## Exercise instructions
(a) From the Yale Dance Lab announcement, return the passage that begins at the words "Yale Dance Lab Announces Debut" and stops after "Undergraduate Production (yale.edu)", unchanged.
(b) According to the Yale Dance Lab announcement, in what year did Brinda Guha co-found Kalamandir Dance Company?

··· Provided text ···

Yale Dance Lab announces Spring 2024 performance featuring Brinda Guha’s Mohabbat

Yale Dance Lab announces Spring 2024 performance featuring Brinda Guha's Mohabbat

December 20, 2023

Yale Dance Lab Announces Debut of Commission by Brinda Guha: Mohabbat

On Feburary 10th in the Yale University Crescent Theater,  the Yale Dance Lab will debut Mohabbat, a commisioned piece by  the choreographer Brinda Guha. Ticket reservations can be made at: Upcoming Events | Undergraduate Production (yale.edu)


Brinda Guha (she/her) identifies as a non-disabled, caste-privileged, cisgender and queer South-Asian American based on Lenape land, colonially known as Manhattan, NYC, and is a trained Bessie-nominated Kathak and Contemporary Indian dancer. During training and performing for years in the Kathak (Malabika Guha) & Manipuri (Kalavati+ Bimbavati Devi) dance disciplines, as well as Flamenco (Carmen de las Cuevas; Dionisia Garcia) and Contemporary Fusion vocabularies, she co-founded Kalamandir Dance Company in 2010. She’s choreographed for many national stages and self-produced original feature-length dance productions which earned her artist residencies at Dixon Place (2018) and Dancewave (2019) to continue to develop work. Now, she is represented by CESD Talent Agency and is pursuing artistic direction, performance and arts education. She trains in Kathak, Manipuri, Yorchhā (est. Ananya Chatterjee), and Contemporary. Brinda actively dances with dynamic all-female multicultural percussive trio Soles of Duende, featuring Flamenco (Arielle Rosales), Tap (Amanda Castro), and Kathak (Guha). Her dream of having art meet activism was realized when she created WISE FRUIT NYC, a seasonal live arts installment (est 2017) dedicated to the feminine divine and honoring select women-led organizations. She is also the Senior Producing Coordinator for dance service organization Dance/NYC. Visit www.brindaguha.com for more info.

··· Supplied information ···

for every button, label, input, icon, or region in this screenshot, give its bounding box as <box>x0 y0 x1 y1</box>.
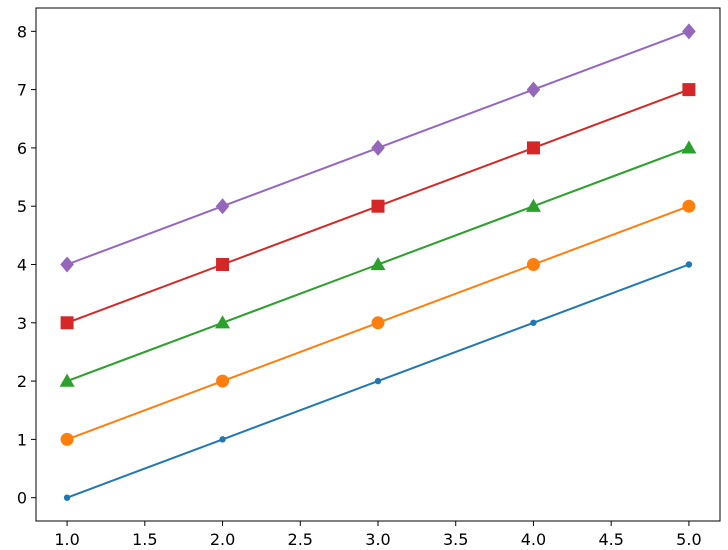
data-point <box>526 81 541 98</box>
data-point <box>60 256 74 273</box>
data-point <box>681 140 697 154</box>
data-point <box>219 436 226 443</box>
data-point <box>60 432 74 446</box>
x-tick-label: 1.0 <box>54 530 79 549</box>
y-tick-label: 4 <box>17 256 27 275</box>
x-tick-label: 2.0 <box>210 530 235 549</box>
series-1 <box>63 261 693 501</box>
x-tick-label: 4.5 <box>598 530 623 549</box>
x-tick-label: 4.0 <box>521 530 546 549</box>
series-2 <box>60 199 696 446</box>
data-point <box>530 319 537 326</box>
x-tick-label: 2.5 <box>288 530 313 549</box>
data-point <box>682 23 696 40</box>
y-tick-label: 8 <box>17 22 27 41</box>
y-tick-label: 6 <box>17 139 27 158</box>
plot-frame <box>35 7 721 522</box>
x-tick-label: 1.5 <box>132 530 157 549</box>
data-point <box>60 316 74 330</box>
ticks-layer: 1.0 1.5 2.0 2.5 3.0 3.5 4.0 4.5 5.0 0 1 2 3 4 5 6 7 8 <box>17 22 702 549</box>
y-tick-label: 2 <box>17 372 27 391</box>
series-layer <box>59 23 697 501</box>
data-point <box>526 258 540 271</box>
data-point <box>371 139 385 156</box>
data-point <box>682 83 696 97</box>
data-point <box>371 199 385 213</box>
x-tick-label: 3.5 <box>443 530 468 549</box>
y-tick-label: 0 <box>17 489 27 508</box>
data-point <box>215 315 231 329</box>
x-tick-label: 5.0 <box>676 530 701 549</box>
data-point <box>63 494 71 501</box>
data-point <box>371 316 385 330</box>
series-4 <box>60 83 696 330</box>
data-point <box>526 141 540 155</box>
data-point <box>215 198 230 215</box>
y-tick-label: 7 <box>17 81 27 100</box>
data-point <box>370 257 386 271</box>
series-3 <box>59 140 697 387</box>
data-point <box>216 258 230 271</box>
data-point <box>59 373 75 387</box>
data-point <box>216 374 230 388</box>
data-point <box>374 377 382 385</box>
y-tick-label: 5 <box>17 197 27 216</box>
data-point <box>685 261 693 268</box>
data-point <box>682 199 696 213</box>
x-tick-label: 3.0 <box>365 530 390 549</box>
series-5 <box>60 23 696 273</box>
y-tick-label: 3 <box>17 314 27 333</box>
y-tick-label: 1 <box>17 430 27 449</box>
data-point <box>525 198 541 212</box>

···

## Correct answers
(a)
Yale Dance Lab Announces Debut of Commission by Brinda Guha: Mohabbat

On Feburary 10th in the Yale University Crescent Theater,  the Yale Dance Lab will debut Mohabbat, a commisioned piece by  the choreographer Brinda Guha. Ticket reservations can be made at: Upcoming Events | Undergraduate Production (yale.edu)

(b) 2010